EXERCISE TASK: Pull every line containing "nước" from the entries.

DATA PROVIDED:
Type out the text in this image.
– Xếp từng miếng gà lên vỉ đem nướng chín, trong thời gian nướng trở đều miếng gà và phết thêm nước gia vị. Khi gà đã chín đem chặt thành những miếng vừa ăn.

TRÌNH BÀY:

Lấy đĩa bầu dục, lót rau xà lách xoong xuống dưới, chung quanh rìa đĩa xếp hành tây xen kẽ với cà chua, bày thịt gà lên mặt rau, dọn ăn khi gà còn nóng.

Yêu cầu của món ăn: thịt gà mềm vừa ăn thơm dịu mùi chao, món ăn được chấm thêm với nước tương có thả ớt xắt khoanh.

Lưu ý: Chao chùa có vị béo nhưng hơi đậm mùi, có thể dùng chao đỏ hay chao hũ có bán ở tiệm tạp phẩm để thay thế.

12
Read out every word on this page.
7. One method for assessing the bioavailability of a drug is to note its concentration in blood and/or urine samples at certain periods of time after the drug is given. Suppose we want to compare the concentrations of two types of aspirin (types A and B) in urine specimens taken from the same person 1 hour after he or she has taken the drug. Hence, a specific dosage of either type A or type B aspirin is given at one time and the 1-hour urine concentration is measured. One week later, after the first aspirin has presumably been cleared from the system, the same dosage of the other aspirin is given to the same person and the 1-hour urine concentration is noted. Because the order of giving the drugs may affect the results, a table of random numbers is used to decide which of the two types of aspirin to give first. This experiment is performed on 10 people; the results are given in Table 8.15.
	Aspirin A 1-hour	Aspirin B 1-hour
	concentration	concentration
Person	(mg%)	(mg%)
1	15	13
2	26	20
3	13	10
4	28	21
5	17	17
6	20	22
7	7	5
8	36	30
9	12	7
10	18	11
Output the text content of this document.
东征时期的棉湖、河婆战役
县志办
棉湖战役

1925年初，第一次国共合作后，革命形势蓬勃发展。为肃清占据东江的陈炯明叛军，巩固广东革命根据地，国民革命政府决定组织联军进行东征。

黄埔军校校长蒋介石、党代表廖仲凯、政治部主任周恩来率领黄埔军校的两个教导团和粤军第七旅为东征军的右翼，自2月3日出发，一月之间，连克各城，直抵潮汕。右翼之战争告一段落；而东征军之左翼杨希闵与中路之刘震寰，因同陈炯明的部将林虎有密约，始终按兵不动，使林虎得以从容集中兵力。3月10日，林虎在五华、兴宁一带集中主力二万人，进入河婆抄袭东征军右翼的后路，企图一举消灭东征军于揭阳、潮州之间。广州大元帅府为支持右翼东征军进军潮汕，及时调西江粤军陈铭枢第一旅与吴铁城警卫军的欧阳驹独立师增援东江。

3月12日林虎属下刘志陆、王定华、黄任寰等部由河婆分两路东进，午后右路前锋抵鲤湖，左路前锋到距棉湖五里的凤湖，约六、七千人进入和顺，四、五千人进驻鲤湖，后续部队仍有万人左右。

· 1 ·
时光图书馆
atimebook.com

RESULT OF THIS EXERCISE:
– Xếp từng miếng gà lên vỉ đem nướng chín, trong thời gian nướng trở đều miếng gà và phết thêm nước gia vị. Khi gà đã chín đem chặt thành những miếng vừa ăn.
Yêu cầu của món ăn: thịt gà mềm vừa ăn thơm dịu mùi chao, món ăn được chấm thêm với nước tương có thả ớt xắt khoanh.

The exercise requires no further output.